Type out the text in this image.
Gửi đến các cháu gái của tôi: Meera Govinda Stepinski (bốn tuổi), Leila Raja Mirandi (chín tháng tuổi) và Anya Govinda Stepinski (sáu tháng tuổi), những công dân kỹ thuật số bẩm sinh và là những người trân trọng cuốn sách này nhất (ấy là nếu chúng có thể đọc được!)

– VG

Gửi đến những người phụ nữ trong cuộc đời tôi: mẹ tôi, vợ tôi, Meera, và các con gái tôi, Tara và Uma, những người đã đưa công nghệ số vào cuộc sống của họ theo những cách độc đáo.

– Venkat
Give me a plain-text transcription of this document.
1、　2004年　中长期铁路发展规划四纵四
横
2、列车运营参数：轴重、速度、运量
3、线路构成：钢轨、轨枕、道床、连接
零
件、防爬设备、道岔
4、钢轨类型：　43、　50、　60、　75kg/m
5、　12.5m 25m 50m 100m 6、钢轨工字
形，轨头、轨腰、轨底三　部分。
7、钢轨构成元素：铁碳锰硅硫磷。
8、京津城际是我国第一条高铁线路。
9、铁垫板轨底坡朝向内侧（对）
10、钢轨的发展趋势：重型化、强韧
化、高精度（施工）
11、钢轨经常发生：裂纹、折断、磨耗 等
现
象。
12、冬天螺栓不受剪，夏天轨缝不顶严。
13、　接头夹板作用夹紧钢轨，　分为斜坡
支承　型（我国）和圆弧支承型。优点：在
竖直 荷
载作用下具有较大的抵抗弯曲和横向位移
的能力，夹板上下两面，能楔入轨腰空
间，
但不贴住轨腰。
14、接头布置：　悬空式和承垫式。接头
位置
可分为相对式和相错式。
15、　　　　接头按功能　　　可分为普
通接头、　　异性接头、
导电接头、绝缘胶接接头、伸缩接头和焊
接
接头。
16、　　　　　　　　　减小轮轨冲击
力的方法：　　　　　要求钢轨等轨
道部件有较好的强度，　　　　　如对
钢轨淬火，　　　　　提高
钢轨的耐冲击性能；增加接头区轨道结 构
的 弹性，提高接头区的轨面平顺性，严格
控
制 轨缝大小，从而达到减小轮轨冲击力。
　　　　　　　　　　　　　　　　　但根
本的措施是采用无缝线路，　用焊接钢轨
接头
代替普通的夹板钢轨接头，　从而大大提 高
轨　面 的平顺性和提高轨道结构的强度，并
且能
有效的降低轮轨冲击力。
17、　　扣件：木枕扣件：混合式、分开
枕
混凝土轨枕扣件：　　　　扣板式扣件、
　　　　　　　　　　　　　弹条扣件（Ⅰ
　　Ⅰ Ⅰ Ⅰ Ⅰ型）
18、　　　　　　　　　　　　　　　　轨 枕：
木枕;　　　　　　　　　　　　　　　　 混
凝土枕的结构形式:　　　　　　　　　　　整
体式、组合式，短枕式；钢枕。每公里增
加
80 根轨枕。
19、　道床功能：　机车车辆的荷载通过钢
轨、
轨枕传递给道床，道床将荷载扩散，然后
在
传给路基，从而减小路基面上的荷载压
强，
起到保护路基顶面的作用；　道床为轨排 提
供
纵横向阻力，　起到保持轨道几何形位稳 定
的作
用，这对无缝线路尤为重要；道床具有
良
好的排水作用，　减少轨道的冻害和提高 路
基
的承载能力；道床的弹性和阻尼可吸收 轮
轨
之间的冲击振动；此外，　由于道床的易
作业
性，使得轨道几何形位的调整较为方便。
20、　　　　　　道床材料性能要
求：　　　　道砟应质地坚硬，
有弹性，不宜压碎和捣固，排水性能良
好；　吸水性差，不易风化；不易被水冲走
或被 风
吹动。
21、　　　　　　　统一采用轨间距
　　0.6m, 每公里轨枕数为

_____

» Aim: Copy every line of the records word for word.

» Final result:
Type out the text in this image.
Gửi đến các cháu gái của tôi: Meera Govinda Stepinski (bốn tuổi), Leila Raja Mirandi (chín tháng tuổi) và Anya Govinda Stepinski (sáu tháng tuổi), những công dân kỹ thuật số bẩm sinh và là những người trân trọng cuốn sách này nhất (ấy là nếu chúng có thể đọc được!)

– VG

Gửi đến những người phụ nữ trong cuộc đời tôi: mẹ tôi, vợ tôi, Meera, và các con gái tôi, Tara và Uma, những người đã đưa công nghệ số vào cuộc sống của họ theo những cách độc đáo.

– Venkat
Give me a plain-text transcription of this document.
1、　2004年　中长期铁路发展规划四纵四
横
2、列车运营参数：轴重、速度、运量
3、线路构成：钢轨、轨枕、道床、连接
零
件、防爬设备、道岔
4、钢轨类型：　43、　50、　60、　75kg/m
5、　12.5m 25m 50m 100m 6、钢轨工字
形，轨头、轨腰、轨底三　部分。
7、钢轨构成元素：铁碳锰硅硫磷。
8、京津城际是我国第一条高铁线路。
9、铁垫板轨底坡朝向内侧（对）
10、钢轨的发展趋势：重型化、强韧
化、高精度（施工）
11、钢轨经常发生：裂纹、折断、磨耗 等
现
象。
12、冬天螺栓不受剪，夏天轨缝不顶严。
13、　接头夹板作用夹紧钢轨，　分为斜坡
支承　型（我国）和圆弧支承型。优点：在
竖直 荷
载作用下具有较大的抵抗弯曲和横向位移
的能力，夹板上下两面，能楔入轨腰空
间，
但不贴住轨腰。
14、接头布置：　悬空式和承垫式。接头
位置
可分为相对式和相错式。
15、　　　　接头按功能　　　可分为普
通接头、　　异性接头、
导电接头、绝缘胶接接头、伸缩接头和焊
接
接头。
16、　　　　　　　　　减小轮轨冲击
力的方法：　　　　　要求钢轨等轨
道部件有较好的强度，　　　　　如对
钢轨淬火，　　　　　提高
钢轨的耐冲击性能；增加接头区轨道结 构
的 弹性，提高接头区的轨面平顺性，严格
控
制 轨缝大小，从而达到减小轮轨冲击力。
　　　　　　　　　　　　　　　　　但根
本的措施是采用无缝线路，　用焊接钢轨
接头
代替普通的夹板钢轨接头，　从而大大提 高
轨　面 的平顺性和提高轨道结构的强度，并
且能
有效的降低轮轨冲击力。
17、　　扣件：木枕扣件：混合式、分开
枕
混凝土轨枕扣件：　　　　扣板式扣件、
　　　　　　　　　　　　　弹条扣件（Ⅰ
　　Ⅰ Ⅰ Ⅰ Ⅰ型）
18、　　　　　　　　　　　　　　　　轨 枕：
木枕;　　　　　　　　　　　　　　　　 混
凝土枕的结构形式:　　　　　　　　　　　整
体式、组合式，短枕式；钢枕。每公里增
加
80 根轨枕。
19、　道床功能：　机车车辆的荷载通过钢
轨、
轨枕传递给道床，道床将荷载扩散，然后
在
传给路基，从而减小路基面上的荷载压
强，
起到保护路基顶面的作用；　道床为轨排 提
供
纵横向阻力，　起到保持轨道几何形位稳 定
的作
用，这对无缝线路尤为重要；道床具有
良
好的排水作用，　减少轨道的冻害和提高 路
基
的承载能力；道床的弹性和阻尼可吸收 轮
轨
之间的冲击振动；此外，　由于道床的易
作业
性，使得轨道几何形位的调整较为方便。
20、　　　　　　道床材料性能要
求：　　　　道砟应质地坚硬，
有弹性，不宜压碎和捣固，排水性能良
好；　吸水性差，不易风化；不易被水冲走
或被 风
吹动。
21、　　　　　　　统一采用轨间距
　　0.6m, 每公里轨枕数为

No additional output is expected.